Emit the data below verbatim, stripping out any pictures.

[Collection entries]
----------------------------------------

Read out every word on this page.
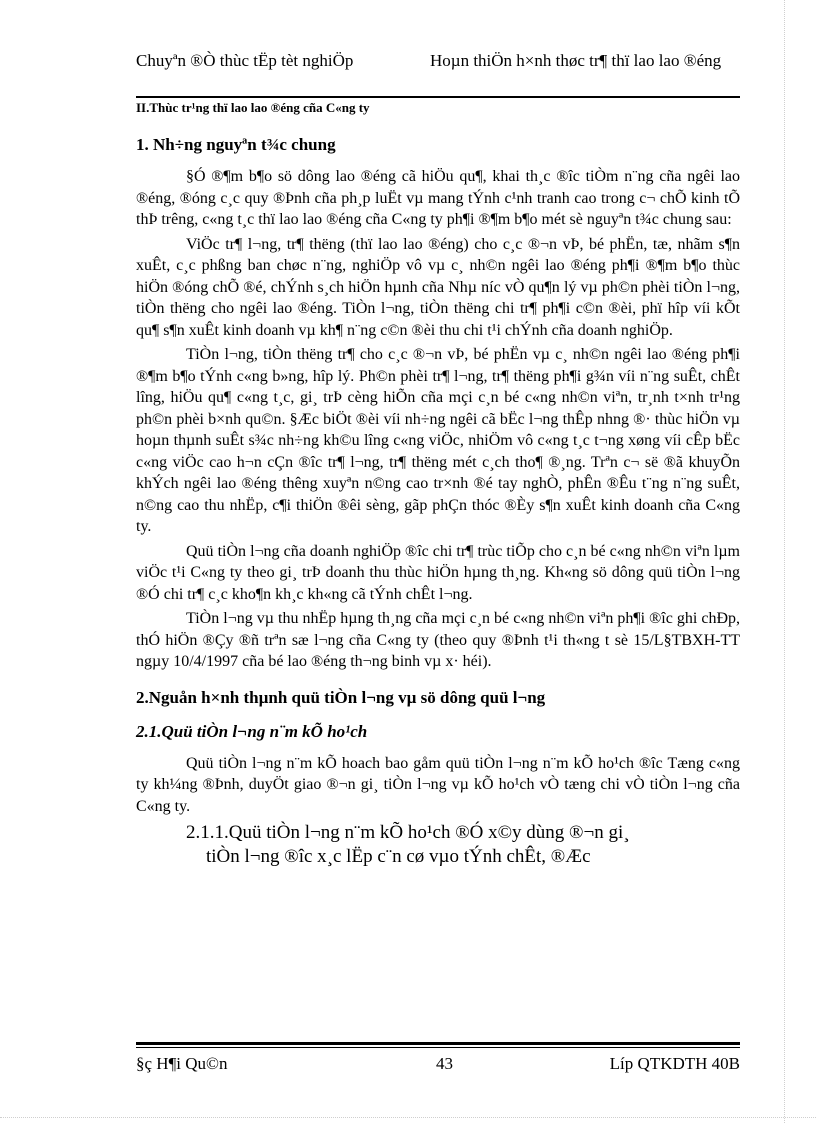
Chuyªn ®Ò thùc tËp tèt nghiÖp	Hoµn thiÖn h×nh thøc tr¶ thï lao lao ®éng
II.Thùc tr¹ng thï lao lao ®éng cña C«ng ty
1. Nh÷ng nguyªn t¾c chung

§Ó ®¶m b¶o sö dông lao ®éng cã hiÖu qu¶, khai th¸c ®îc tiÒm n¨ng cña ngêi lao ®éng, ®óng c¸c quy ®Þnh cña ph¸p luËt vµ mang tÝnh c¹nh tranh cao trong c¬ chÕ kinh tÕ thÞ trêng, c«ng t¸c thï lao lao ®éng cña C«ng ty ph¶i ®¶m b¶o mét sè nguyªn t¾c chung sau:

ViÖc tr¶ l¬ng, tr¶ thëng (thï lao lao ®éng) cho c¸c ®¬n vÞ, bé phËn, tæ, nhãm s¶n xuÊt, c¸c phßng ban chøc n¨ng, nghiÖp vô vµ c¸ nh©n ngêi lao ®éng ph¶i ®¶m b¶o thùc hiÖn ®óng chÕ ®é, chÝnh s¸ch hiÖn hµnh cña Nhµ níc vÒ qu¶n lý vµ ph©n phèi tiÒn l¬ng, tiÒn thëng cho ngêi lao ®éng. TiÒn l¬ng, tiÒn thëng chi tr¶ ph¶i c©n ®èi, phï hîp víi kÕt qu¶ s¶n xuÊt kinh doanh vµ kh¶ n¨ng c©n ®èi thu chi t¹i chÝnh cña doanh nghiÖp.

TiÒn l¬ng, tiÒn thëng tr¶ cho c¸c ®¬n vÞ, bé phËn vµ c¸ nh©n ngêi lao ®éng ph¶i ®¶m b¶o tÝnh c«ng b»ng, hîp lý. Ph©n phèi tr¶ l¬ng, tr¶ thëng ph¶i g¾n víi n¨ng suÊt, chÊt lîng, hiÖu qu¶ c«ng t¸c, gi¸ trÞ cèng hiÕn cña mçi c¸n bé c«ng nh©n viªn, tr¸nh t×nh tr¹ng ph©n phèi b×nh qu©n. §Æc biÖt ®èi víi nh÷ng ngêi cã bËc l¬ng thÊp nhng ®· thùc hiÖn vµ hoµn thµnh suÊt s¾c nh÷ng kh©u lîng c«ng viÖc, nhiÖm vô c«ng t¸c t¬ng xøng víi cÊp bËc c«ng viÖc cao h¬n cÇn ®îc tr¶ l¬ng, tr¶ thëng mét c¸ch tho¶ ®¸ng. Trªn c¬ së ®ã khuyÕn khÝch ngêi lao ®éng thêng xuyªn n©ng cao tr×nh ®é tay nghÒ, phÊn ®Êu t¨ng n¨ng suÊt, n©ng cao thu nhËp, c¶i thiÖn ®êi sèng, gãp phÇn thóc ®Èy s¶n xuÊt kinh doanh cña C«ng ty.

Quü tiÒn l¬ng cña doanh nghiÖp ®îc chi tr¶ trùc tiÕp cho c¸n bé c«ng nh©n viªn lµm viÖc t¹i C«ng ty theo gi¸ trÞ doanh thu thùc hiÖn hµng th¸ng. Kh«ng sö dông quü tiÒn l¬ng ®Ó chi tr¶ c¸c kho¶n kh¸c kh«ng cã tÝnh chÊt l¬ng.

TiÒn l¬ng vµ thu nhËp hµng th¸ng cña mçi c¸n bé c«ng nh©n viªn ph¶i ®îc ghi chÐp, thÓ hiÖn ®Çy ®ñ trªn sæ l¬ng cña C«ng ty (theo quy ®Þnh t¹i th«ng t sè 15/L§TBXH-TT ngµy 10/4/1997 cña bé lao ®éng th¬ng binh vµ x· héi).

2.Nguån h×nh thµnh quü tiÒn l¬ng vµ sö dông quü l¬ng
2.1.Quü tiÒn l¬ng n¨m kÕ ho¹ch

Quü tiÒn l¬ng n¨m kÕ hoach bao gåm quü tiÒn l¬ng n¨m kÕ ho¹ch ®îc Tæng c«ng ty kh¼ng ®Þnh, duyÖt giao ®¬n gi¸ tiÒn l¬ng vµ kÕ ho¹ch vÒ tæng chi vÒ tiÒn l¬ng cña C«ng ty.

2.1.1.Quü tiÒn l¬ng n¨m kÕ ho¹ch ®Ó x©y dùng ®¬n gi¸
tiÒn l¬ng ®îc x¸c lËp c¨n cø vµo tÝnh chÊt, ®Æc

§ç H¶i Qu©n	43	Líp QTKDTH 40B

----------------------------------------

▶ _ANSWER FOR THIS EXERCISE_
Read out every word on this page.
Chuyªn ®Ò thùc tËp tèt nghiÖp	Hoµn thiÖn h×nh thøc tr¶ thï lao lao ®éng
II.Thùc tr¹ng thï lao lao ®éng cña C«ng ty
1. Nh÷ng nguyªn t¾c chung

§Ó ®¶m b¶o sö dông lao ®éng cã hiÖu qu¶, khai th¸c ®îc tiÒm n¨ng cña ngêi lao ®éng, ®óng c¸c quy ®Þnh cña ph¸p luËt vµ mang tÝnh c¹nh tranh cao trong c¬ chÕ kinh tÕ thÞ trêng, c«ng t¸c thï lao lao ®éng cña C«ng ty ph¶i ®¶m b¶o mét sè nguyªn t¾c chung sau:

ViÖc tr¶ l¬ng, tr¶ thëng (thï lao lao ®éng) cho c¸c ®¬n vÞ, bé phËn, tæ, nhãm s¶n xuÊt, c¸c phßng ban chøc n¨ng, nghiÖp vô vµ c¸ nh©n ngêi lao ®éng ph¶i ®¶m b¶o thùc hiÖn ®óng chÕ ®é, chÝnh s¸ch hiÖn hµnh cña Nhµ níc vÒ qu¶n lý vµ ph©n phèi tiÒn l¬ng, tiÒn thëng cho ngêi lao ®éng. TiÒn l¬ng, tiÒn thëng chi tr¶ ph¶i c©n ®èi, phï hîp víi kÕt qu¶ s¶n xuÊt kinh doanh vµ kh¶ n¨ng c©n ®èi thu chi t¹i chÝnh cña doanh nghiÖp.

TiÒn l¬ng, tiÒn thëng tr¶ cho c¸c ®¬n vÞ, bé phËn vµ c¸ nh©n ngêi lao ®éng ph¶i ®¶m b¶o tÝnh c«ng b»ng, hîp lý. Ph©n phèi tr¶ l¬ng, tr¶ thëng ph¶i g¾n víi n¨ng suÊt, chÊt lîng, hiÖu qu¶ c«ng t¸c, gi¸ trÞ cèng hiÕn cña mçi c¸n bé c«ng nh©n viªn, tr¸nh t×nh tr¹ng ph©n phèi b×nh qu©n. §Æc biÖt ®èi víi nh÷ng ngêi cã bËc l¬ng thÊp nhng ®· thùc hiÖn vµ hoµn thµnh suÊt s¾c nh÷ng kh©u lîng c«ng viÖc, nhiÖm vô c«ng t¸c t¬ng xøng víi cÊp bËc c«ng viÖc cao h¬n cÇn ®îc tr¶ l¬ng, tr¶ thëng mét c¸ch tho¶ ®¸ng. Trªn c¬ së ®ã khuyÕn khÝch ngêi lao ®éng thêng xuyªn n©ng cao tr×nh ®é tay nghÒ, phÊn ®Êu t¨ng n¨ng suÊt, n©ng cao thu nhËp, c¶i thiÖn ®êi sèng, gãp phÇn thóc ®Èy s¶n xuÊt kinh doanh cña C«ng ty.

Quü tiÒn l¬ng cña doanh nghiÖp ®îc chi tr¶ trùc tiÕp cho c¸n bé c«ng nh©n viªn lµm viÖc t¹i C«ng ty theo gi¸ trÞ doanh thu thùc hiÖn hµng th¸ng. Kh«ng sö dông quü tiÒn l¬ng ®Ó chi tr¶ c¸c kho¶n kh¸c kh«ng cã tÝnh chÊt l¬ng.

TiÒn l¬ng vµ thu nhËp hµng th¸ng cña mçi c¸n bé c«ng nh©n viªn ph¶i ®îc ghi chÐp, thÓ hiÖn ®Çy ®ñ trªn sæ l¬ng cña C«ng ty (theo quy ®Þnh t¹i th«ng t sè 15/L§TBXH-TT ngµy 10/4/1997 cña bé lao ®éng th¬ng binh vµ x· héi).

2.Nguån h×nh thµnh quü tiÒn l¬ng vµ sö dông quü l¬ng
2.1.Quü tiÒn l¬ng n¨m kÕ ho¹ch

Quü tiÒn l¬ng n¨m kÕ hoach bao gåm quü tiÒn l¬ng n¨m kÕ ho¹ch ®îc Tæng c«ng ty kh¼ng ®Þnh, duyÖt giao ®¬n gi¸ tiÒn l¬ng vµ kÕ ho¹ch vÒ tæng chi vÒ tiÒn l¬ng cña C«ng ty.

2.1.1.Quü tiÒn l¬ng n¨m kÕ ho¹ch ®Ó x©y dùng ®¬n gi¸
tiÒn l¬ng ®îc x¸c lËp c¨n cø vµo tÝnh chÊt, ®Æc

§ç H¶i Qu©n	43	Líp QTKDTH 40B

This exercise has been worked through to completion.